— Your task —
Give the material once more, word for word, without any images.

==== Supplied information ====

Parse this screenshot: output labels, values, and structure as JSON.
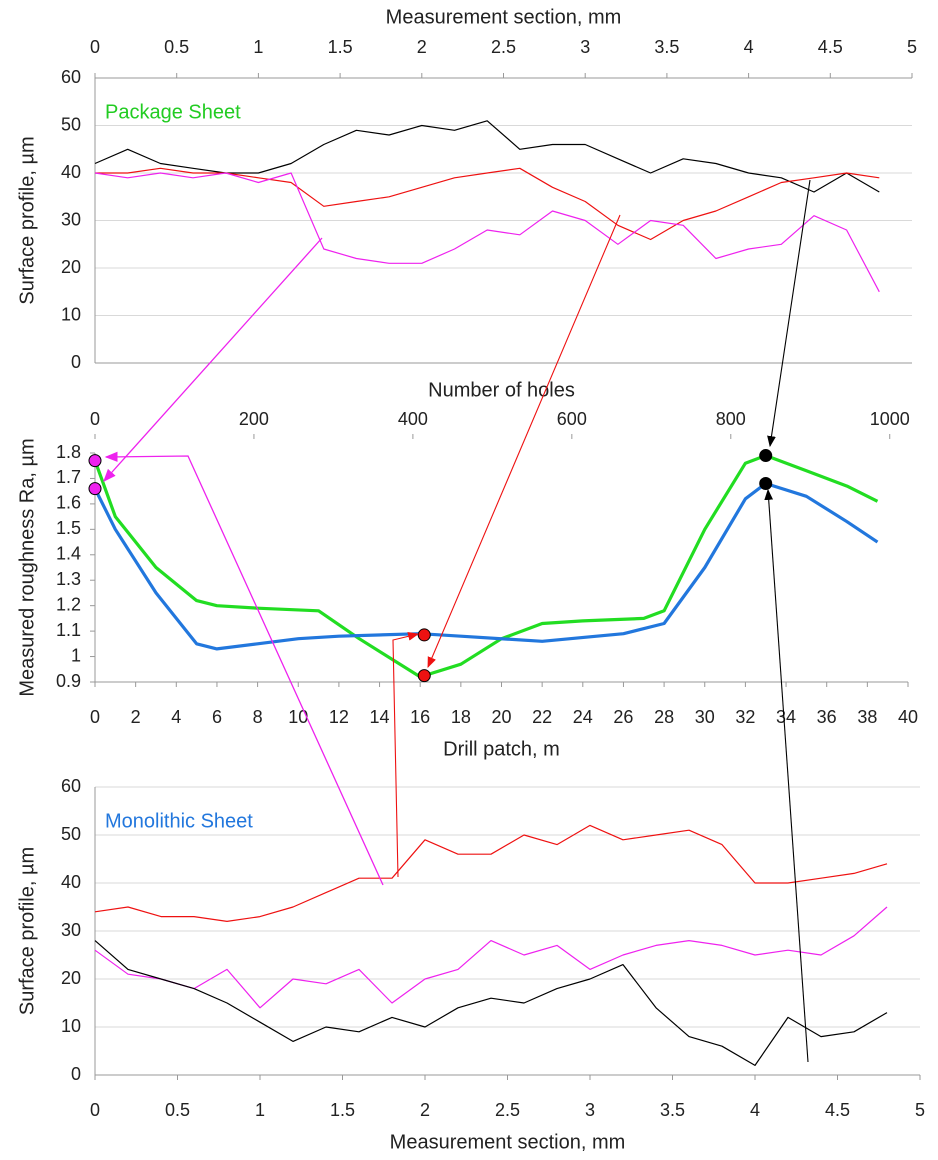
{
  "chart_data": [
    {
      "type": "line",
      "xlabel": "Measurement section, mm",
      "ylabel": "Surface profile, µm",
      "annotation": {
        "text": "Package Sheet",
        "color": "#22cc22"
      },
      "xlim": [
        0,
        5
      ],
      "xticks": [
        0,
        0.5,
        1,
        1.5,
        2,
        2.5,
        3,
        3.5,
        4,
        4.5,
        5
      ],
      "ylim": [
        0,
        60
      ],
      "yticks": [
        0,
        10,
        20,
        30,
        40,
        50,
        60
      ],
      "grid": true,
      "series": [
        {
          "color": "#000000",
          "x": [
            0,
            0.2,
            0.4,
            0.6,
            0.8,
            1,
            1.2,
            1.4,
            1.6,
            1.8,
            2,
            2.2,
            2.4,
            2.6,
            2.8,
            3,
            3.2,
            3.4,
            3.6,
            3.8,
            4,
            4.2,
            4.4,
            4.6,
            4.8
          ],
          "values": [
            42,
            45,
            42,
            41,
            40,
            40,
            42,
            46,
            49,
            48,
            50,
            49,
            51,
            45,
            46,
            46,
            43,
            40,
            43,
            42,
            40,
            39,
            36,
            40,
            36
          ]
        },
        {
          "color": "#ee1111",
          "x": [
            0,
            0.2,
            0.4,
            0.6,
            0.8,
            1,
            1.2,
            1.4,
            1.6,
            1.8,
            2,
            2.2,
            2.4,
            2.6,
            2.8,
            3,
            3.2,
            3.4,
            3.6,
            3.8,
            4,
            4.2,
            4.4,
            4.6,
            4.8
          ],
          "values": [
            40,
            40,
            41,
            40,
            40,
            39,
            38,
            33,
            34,
            35,
            37,
            39,
            40,
            41,
            37,
            34,
            29,
            26,
            30,
            32,
            35,
            38,
            39,
            40,
            39
          ]
        },
        {
          "color": "#ee22ee",
          "x": [
            0,
            0.2,
            0.4,
            0.6,
            0.8,
            1,
            1.2,
            1.4,
            1.6,
            1.8,
            2,
            2.2,
            2.4,
            2.6,
            2.8,
            3,
            3.2,
            3.4,
            3.6,
            3.8,
            4,
            4.2,
            4.4,
            4.6,
            4.8
          ],
          "values": [
            40,
            39,
            40,
            39,
            40,
            38,
            40,
            24,
            22,
            21,
            21,
            24,
            28,
            27,
            32,
            30,
            25,
            30,
            29,
            22,
            24,
            25,
            31,
            28,
            15
          ]
        }
      ]
    },
    {
      "type": "line",
      "xlabel": "Drill patch, m",
      "ylabel": "Measured roughness Ra, µm",
      "x2label": "Number of holes",
      "xlim": [
        0,
        40
      ],
      "xticks": [
        0,
        2,
        4,
        6,
        8,
        10,
        12,
        14,
        16,
        18,
        20,
        22,
        24,
        26,
        28,
        30,
        32,
        34,
        36,
        38,
        40
      ],
      "x2lim": [
        0,
        1023
      ],
      "x2ticks": [
        0,
        200,
        400,
        600,
        800,
        1000
      ],
      "ylim": [
        0.9,
        1.8
      ],
      "yticks": [
        0.9,
        1,
        1.1,
        1.2,
        1.3,
        1.4,
        1.5,
        1.6,
        1.7,
        1.8
      ],
      "grid": false,
      "series": [
        {
          "color": "#22dd22",
          "x": [
            0,
            1,
            3,
            5,
            6,
            8,
            11,
            13,
            16,
            18,
            20,
            22,
            24,
            27,
            28,
            30,
            32,
            33,
            35,
            37,
            38.5
          ],
          "values": [
            1.77,
            1.55,
            1.35,
            1.22,
            1.2,
            1.19,
            1.18,
            1.07,
            0.92,
            0.97,
            1.07,
            1.13,
            1.14,
            1.15,
            1.18,
            1.5,
            1.76,
            1.79,
            1.73,
            1.67,
            1.61
          ]
        },
        {
          "color": "#2277dd",
          "x": [
            0,
            1,
            3,
            5,
            6,
            8,
            10,
            12,
            16,
            18,
            22,
            26,
            28,
            30,
            32,
            33,
            35,
            37,
            38.5
          ],
          "values": [
            1.66,
            1.5,
            1.25,
            1.05,
            1.03,
            1.05,
            1.07,
            1.08,
            1.09,
            1.08,
            1.06,
            1.09,
            1.13,
            1.35,
            1.62,
            1.68,
            1.63,
            1.53,
            1.45
          ]
        }
      ],
      "markers": [
        {
          "x": 0,
          "y": 1.77,
          "color": "#ee22ee"
        },
        {
          "x": 0,
          "y": 1.66,
          "color": "#ee22ee"
        },
        {
          "x": 16.2,
          "y": 1.085,
          "color": "#ee1111"
        },
        {
          "x": 16.2,
          "y": 0.925,
          "color": "#ee1111"
        },
        {
          "x": 33,
          "y": 1.79,
          "color": "#000000"
        },
        {
          "x": 33,
          "y": 1.68,
          "color": "#000000"
        }
      ]
    },
    {
      "type": "line",
      "xlabel": "Measurement section, mm",
      "ylabel": "Surface profile, µm",
      "annotation": {
        "text": "Monolithic Sheet",
        "color": "#2277dd"
      },
      "xlim": [
        0,
        5
      ],
      "xticks": [
        0,
        0.5,
        1,
        1.5,
        2,
        2.5,
        3,
        3.5,
        4,
        4.5,
        5
      ],
      "ylim": [
        0,
        60
      ],
      "yticks": [
        0,
        10,
        20,
        30,
        40,
        50,
        60
      ],
      "grid": true,
      "series": [
        {
          "color": "#ee1111",
          "x": [
            0,
            0.2,
            0.4,
            0.6,
            0.8,
            1,
            1.2,
            1.4,
            1.6,
            1.8,
            2,
            2.2,
            2.4,
            2.6,
            2.8,
            3,
            3.2,
            3.4,
            3.6,
            3.8,
            4,
            4.2,
            4.4,
            4.6,
            4.8
          ],
          "values": [
            34,
            35,
            33,
            33,
            32,
            33,
            35,
            38,
            41,
            41,
            49,
            46,
            46,
            50,
            48,
            52,
            49,
            50,
            51,
            48,
            40,
            40,
            41,
            42,
            44
          ]
        },
        {
          "color": "#ee22ee",
          "x": [
            0,
            0.2,
            0.4,
            0.6,
            0.8,
            1,
            1.2,
            1.4,
            1.6,
            1.8,
            2,
            2.2,
            2.4,
            2.6,
            2.8,
            3,
            3.2,
            3.4,
            3.6,
            3.8,
            4,
            4.2,
            4.4,
            4.6,
            4.8
          ],
          "values": [
            26,
            21,
            20,
            18,
            22,
            14,
            20,
            19,
            22,
            15,
            20,
            22,
            28,
            25,
            27,
            22,
            25,
            27,
            28,
            27,
            25,
            26,
            25,
            29,
            35
          ]
        },
        {
          "color": "#000000",
          "x": [
            0,
            0.2,
            0.4,
            0.6,
            0.8,
            1,
            1.2,
            1.4,
            1.6,
            1.8,
            2,
            2.2,
            2.4,
            2.6,
            2.8,
            3,
            3.2,
            3.4,
            3.6,
            3.8,
            4,
            4.2,
            4.4,
            4.6,
            4.8
          ],
          "values": [
            28,
            22,
            20,
            18,
            15,
            11,
            7,
            10,
            9,
            12,
            10,
            14,
            16,
            15,
            18,
            20,
            23,
            14,
            8,
            6,
            2,
            12,
            8,
            9,
            13
          ]
        }
      ]
    }
  ]
}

====

— The output —
Parse this screenshot: output labels, values, and structure as JSON.
{
  "chart_data": [
    {
      "type": "line",
      "xlabel": "Measurement section, mm",
      "ylabel": "Surface profile, µm",
      "annotation": {
        "text": "Package Sheet",
        "color": "#22cc22"
      },
      "xlim": [
        0,
        5
      ],
      "xticks": [
        0,
        0.5,
        1,
        1.5,
        2,
        2.5,
        3,
        3.5,
        4,
        4.5,
        5
      ],
      "ylim": [
        0,
        60
      ],
      "yticks": [
        0,
        10,
        20,
        30,
        40,
        50,
        60
      ],
      "grid": true,
      "series": [
        {
          "color": "#000000",
          "x": [
            0,
            0.2,
            0.4,
            0.6,
            0.8,
            1,
            1.2,
            1.4,
            1.6,
            1.8,
            2,
            2.2,
            2.4,
            2.6,
            2.8,
            3,
            3.2,
            3.4,
            3.6,
            3.8,
            4,
            4.2,
            4.4,
            4.6,
            4.8
          ],
          "values": [
            42,
            45,
            42,
            41,
            40,
            40,
            42,
            46,
            49,
            48,
            50,
            49,
            51,
            45,
            46,
            46,
            43,
            40,
            43,
            42,
            40,
            39,
            36,
            40,
            36
          ]
        },
        {
          "color": "#ee1111",
          "x": [
            0,
            0.2,
            0.4,
            0.6,
            0.8,
            1,
            1.2,
            1.4,
            1.6,
            1.8,
            2,
            2.2,
            2.4,
            2.6,
            2.8,
            3,
            3.2,
            3.4,
            3.6,
            3.8,
            4,
            4.2,
            4.4,
            4.6,
            4.8
          ],
          "values": [
            40,
            40,
            41,
            40,
            40,
            39,
            38,
            33,
            34,
            35,
            37,
            39,
            40,
            41,
            37,
            34,
            29,
            26,
            30,
            32,
            35,
            38,
            39,
            40,
            39
          ]
        },
        {
          "color": "#ee22ee",
          "x": [
            0,
            0.2,
            0.4,
            0.6,
            0.8,
            1,
            1.2,
            1.4,
            1.6,
            1.8,
            2,
            2.2,
            2.4,
            2.6,
            2.8,
            3,
            3.2,
            3.4,
            3.6,
            3.8,
            4,
            4.2,
            4.4,
            4.6,
            4.8
          ],
          "values": [
            40,
            39,
            40,
            39,
            40,
            38,
            40,
            24,
            22,
            21,
            21,
            24,
            28,
            27,
            32,
            30,
            25,
            30,
            29,
            22,
            24,
            25,
            31,
            28,
            15
          ]
        }
      ]
    },
    {
      "type": "line",
      "xlabel": "Drill patch, m",
      "ylabel": "Measured roughness Ra, µm",
      "x2label": "Number of holes",
      "xlim": [
        0,
        40
      ],
      "xticks": [
        0,
        2,
        4,
        6,
        8,
        10,
        12,
        14,
        16,
        18,
        20,
        22,
        24,
        26,
        28,
        30,
        32,
        34,
        36,
        38,
        40
      ],
      "x2lim": [
        0,
        1023
      ],
      "x2ticks": [
        0,
        200,
        400,
        600,
        800,
        1000
      ],
      "ylim": [
        0.9,
        1.8
      ],
      "yticks": [
        0.9,
        1,
        1.1,
        1.2,
        1.3,
        1.4,
        1.5,
        1.6,
        1.7,
        1.8
      ],
      "grid": false,
      "series": [
        {
          "color": "#22dd22",
          "x": [
            0,
            1,
            3,
            5,
            6,
            8,
            11,
            13,
            16,
            18,
            20,
            22,
            24,
            27,
            28,
            30,
            32,
            33,
            35,
            37,
            38.5
          ],
          "values": [
            1.77,
            1.55,
            1.35,
            1.22,
            1.2,
            1.19,
            1.18,
            1.07,
            0.92,
            0.97,
            1.07,
            1.13,
            1.14,
            1.15,
            1.18,
            1.5,
            1.76,
            1.79,
            1.73,
            1.67,
            1.61
          ]
        },
        {
          "color": "#2277dd",
          "x": [
            0,
            1,
            3,
            5,
            6,
            8,
            10,
            12,
            16,
            18,
            22,
            26,
            28,
            30,
            32,
            33,
            35,
            37,
            38.5
          ],
          "values": [
            1.66,
            1.5,
            1.25,
            1.05,
            1.03,
            1.05,
            1.07,
            1.08,
            1.09,
            1.08,
            1.06,
            1.09,
            1.13,
            1.35,
            1.62,
            1.68,
            1.63,
            1.53,
            1.45
          ]
        }
      ],
      "markers": [
        {
          "x": 0,
          "y": 1.77,
          "color": "#ee22ee"
        },
        {
          "x": 0,
          "y": 1.66,
          "color": "#ee22ee"
        },
        {
          "x": 16.2,
          "y": 1.085,
          "color": "#ee1111"
        },
        {
          "x": 16.2,
          "y": 0.925,
          "color": "#ee1111"
        },
        {
          "x": 33,
          "y": 1.79,
          "color": "#000000"
        },
        {
          "x": 33,
          "y": 1.68,
          "color": "#000000"
        }
      ]
    },
    {
      "type": "line",
      "xlabel": "Measurement section, mm",
      "ylabel": "Surface profile, µm",
      "annotation": {
        "text": "Monolithic Sheet",
        "color": "#2277dd"
      },
      "xlim": [
        0,
        5
      ],
      "xticks": [
        0,
        0.5,
        1,
        1.5,
        2,
        2.5,
        3,
        3.5,
        4,
        4.5,
        5
      ],
      "ylim": [
        0,
        60
      ],
      "yticks": [
        0,
        10,
        20,
        30,
        40,
        50,
        60
      ],
      "grid": true,
      "series": [
        {
          "color": "#ee1111",
          "x": [
            0,
            0.2,
            0.4,
            0.6,
            0.8,
            1,
            1.2,
            1.4,
            1.6,
            1.8,
            2,
            2.2,
            2.4,
            2.6,
            2.8,
            3,
            3.2,
            3.4,
            3.6,
            3.8,
            4,
            4.2,
            4.4,
            4.6,
            4.8
          ],
          "values": [
            34,
            35,
            33,
            33,
            32,
            33,
            35,
            38,
            41,
            41,
            49,
            46,
            46,
            50,
            48,
            52,
            49,
            50,
            51,
            48,
            40,
            40,
            41,
            42,
            44
          ]
        },
        {
          "color": "#ee22ee",
          "x": [
            0,
            0.2,
            0.4,
            0.6,
            0.8,
            1,
            1.2,
            1.4,
            1.6,
            1.8,
            2,
            2.2,
            2.4,
            2.6,
            2.8,
            3,
            3.2,
            3.4,
            3.6,
            3.8,
            4,
            4.2,
            4.4,
            4.6,
            4.8
          ],
          "values": [
            26,
            21,
            20,
            18,
            22,
            14,
            20,
            19,
            22,
            15,
            20,
            22,
            28,
            25,
            27,
            22,
            25,
            27,
            28,
            27,
            25,
            26,
            25,
            29,
            35
          ]
        },
        {
          "color": "#000000",
          "x": [
            0,
            0.2,
            0.4,
            0.6,
            0.8,
            1,
            1.2,
            1.4,
            1.6,
            1.8,
            2,
            2.2,
            2.4,
            2.6,
            2.8,
            3,
            3.2,
            3.4,
            3.6,
            3.8,
            4,
            4.2,
            4.4,
            4.6,
            4.8
          ],
          "values": [
            28,
            22,
            20,
            18,
            15,
            11,
            7,
            10,
            9,
            12,
            10,
            14,
            16,
            15,
            18,
            20,
            23,
            14,
            8,
            6,
            2,
            12,
            8,
            9,
            13
          ]
        }
      ]
    }
  ]
}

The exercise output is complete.